- [Aim] Copy the data word for word, starting at its very first line and ending at the line containing "page-number: — 12 — xyxy=(325,40,395,60)", with both of those lines included.

- [Listed entries]
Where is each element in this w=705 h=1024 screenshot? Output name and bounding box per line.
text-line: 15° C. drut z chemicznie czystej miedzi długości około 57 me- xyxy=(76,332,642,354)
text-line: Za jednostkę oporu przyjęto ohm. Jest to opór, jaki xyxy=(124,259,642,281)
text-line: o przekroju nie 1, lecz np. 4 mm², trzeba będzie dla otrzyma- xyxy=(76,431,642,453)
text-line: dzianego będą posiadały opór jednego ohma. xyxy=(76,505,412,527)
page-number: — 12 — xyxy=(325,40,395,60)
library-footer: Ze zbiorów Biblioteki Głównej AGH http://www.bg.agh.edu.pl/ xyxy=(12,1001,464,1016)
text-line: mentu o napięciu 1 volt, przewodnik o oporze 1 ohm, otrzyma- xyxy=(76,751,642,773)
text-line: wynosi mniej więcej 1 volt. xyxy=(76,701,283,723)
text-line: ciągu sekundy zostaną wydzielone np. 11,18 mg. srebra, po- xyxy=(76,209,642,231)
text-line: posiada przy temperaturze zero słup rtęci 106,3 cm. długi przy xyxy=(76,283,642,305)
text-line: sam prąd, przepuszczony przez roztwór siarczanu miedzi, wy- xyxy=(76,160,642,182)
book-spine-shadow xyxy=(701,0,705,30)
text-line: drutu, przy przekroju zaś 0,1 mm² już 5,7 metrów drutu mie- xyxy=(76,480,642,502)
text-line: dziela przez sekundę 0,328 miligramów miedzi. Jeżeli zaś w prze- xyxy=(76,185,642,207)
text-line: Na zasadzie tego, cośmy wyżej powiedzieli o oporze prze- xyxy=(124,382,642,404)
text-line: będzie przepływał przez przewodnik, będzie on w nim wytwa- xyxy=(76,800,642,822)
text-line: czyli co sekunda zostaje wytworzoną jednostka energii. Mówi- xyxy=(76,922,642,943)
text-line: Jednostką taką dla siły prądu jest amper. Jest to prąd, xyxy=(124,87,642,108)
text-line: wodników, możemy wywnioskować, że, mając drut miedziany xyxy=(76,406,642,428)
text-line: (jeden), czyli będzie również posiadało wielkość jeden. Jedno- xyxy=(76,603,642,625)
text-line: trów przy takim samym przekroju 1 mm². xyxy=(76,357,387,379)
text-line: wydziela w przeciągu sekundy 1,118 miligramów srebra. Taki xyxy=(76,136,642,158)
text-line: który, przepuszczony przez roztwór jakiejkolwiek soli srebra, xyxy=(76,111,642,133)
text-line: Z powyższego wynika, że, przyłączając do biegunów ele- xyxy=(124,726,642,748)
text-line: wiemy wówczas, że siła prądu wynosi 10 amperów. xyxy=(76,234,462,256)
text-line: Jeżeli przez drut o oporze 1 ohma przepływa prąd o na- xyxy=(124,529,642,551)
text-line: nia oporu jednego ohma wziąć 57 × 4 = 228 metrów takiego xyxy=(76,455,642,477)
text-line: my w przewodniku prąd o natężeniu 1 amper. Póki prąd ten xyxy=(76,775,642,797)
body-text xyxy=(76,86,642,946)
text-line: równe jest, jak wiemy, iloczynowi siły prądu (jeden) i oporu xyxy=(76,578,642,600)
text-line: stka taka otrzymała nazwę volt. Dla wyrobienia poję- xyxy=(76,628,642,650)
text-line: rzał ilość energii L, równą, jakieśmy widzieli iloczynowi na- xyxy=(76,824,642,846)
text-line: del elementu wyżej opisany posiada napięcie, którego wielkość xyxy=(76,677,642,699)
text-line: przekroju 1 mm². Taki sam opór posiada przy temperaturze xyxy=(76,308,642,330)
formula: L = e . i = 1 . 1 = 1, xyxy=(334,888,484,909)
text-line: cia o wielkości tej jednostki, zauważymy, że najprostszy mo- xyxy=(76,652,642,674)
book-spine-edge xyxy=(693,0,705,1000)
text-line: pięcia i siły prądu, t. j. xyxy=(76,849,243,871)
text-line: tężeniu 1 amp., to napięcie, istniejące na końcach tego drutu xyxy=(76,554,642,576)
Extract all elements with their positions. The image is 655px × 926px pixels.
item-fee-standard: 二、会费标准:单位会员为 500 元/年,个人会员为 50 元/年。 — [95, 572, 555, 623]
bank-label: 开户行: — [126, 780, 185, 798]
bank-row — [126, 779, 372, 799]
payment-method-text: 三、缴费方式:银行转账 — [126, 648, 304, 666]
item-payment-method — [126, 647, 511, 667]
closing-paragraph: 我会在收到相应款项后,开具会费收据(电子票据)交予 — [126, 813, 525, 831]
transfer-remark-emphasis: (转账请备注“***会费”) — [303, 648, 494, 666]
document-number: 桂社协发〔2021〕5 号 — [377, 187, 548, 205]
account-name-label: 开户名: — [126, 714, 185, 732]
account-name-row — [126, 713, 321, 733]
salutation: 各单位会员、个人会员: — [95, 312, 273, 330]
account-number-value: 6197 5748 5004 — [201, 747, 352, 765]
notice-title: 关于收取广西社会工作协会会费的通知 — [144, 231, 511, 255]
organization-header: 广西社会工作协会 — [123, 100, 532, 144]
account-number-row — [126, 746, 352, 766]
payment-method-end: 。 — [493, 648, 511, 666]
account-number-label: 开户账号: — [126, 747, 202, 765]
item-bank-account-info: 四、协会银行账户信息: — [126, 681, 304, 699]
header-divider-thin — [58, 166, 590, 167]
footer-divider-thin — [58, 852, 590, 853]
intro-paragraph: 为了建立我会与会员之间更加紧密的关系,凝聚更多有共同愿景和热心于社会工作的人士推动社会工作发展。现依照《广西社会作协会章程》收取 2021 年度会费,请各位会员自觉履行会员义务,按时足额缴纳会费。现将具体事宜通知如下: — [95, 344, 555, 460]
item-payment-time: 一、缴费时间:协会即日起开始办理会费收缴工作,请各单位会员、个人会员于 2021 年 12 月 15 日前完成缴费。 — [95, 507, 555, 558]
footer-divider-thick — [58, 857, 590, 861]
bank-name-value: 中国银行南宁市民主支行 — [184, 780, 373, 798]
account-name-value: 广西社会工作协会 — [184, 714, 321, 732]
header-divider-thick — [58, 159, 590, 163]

- [Written response]
Where is each element in this w=705 h=1024 screenshot? Output name and bounding box per line.
text-line: 15° C. drut z chemicznie czystej miedzi długości około 57 me- xyxy=(76,332,642,354)
text-line: Za jednostkę oporu przyjęto ohm. Jest to opór, jaki xyxy=(124,259,642,281)
text-line: o przekroju nie 1, lecz np. 4 mm², trzeba będzie dla otrzyma- xyxy=(76,431,642,453)
text-line: dzianego będą posiadały opór jednego ohma. xyxy=(76,505,412,527)
page-number: — 12 — xyxy=(325,40,395,60)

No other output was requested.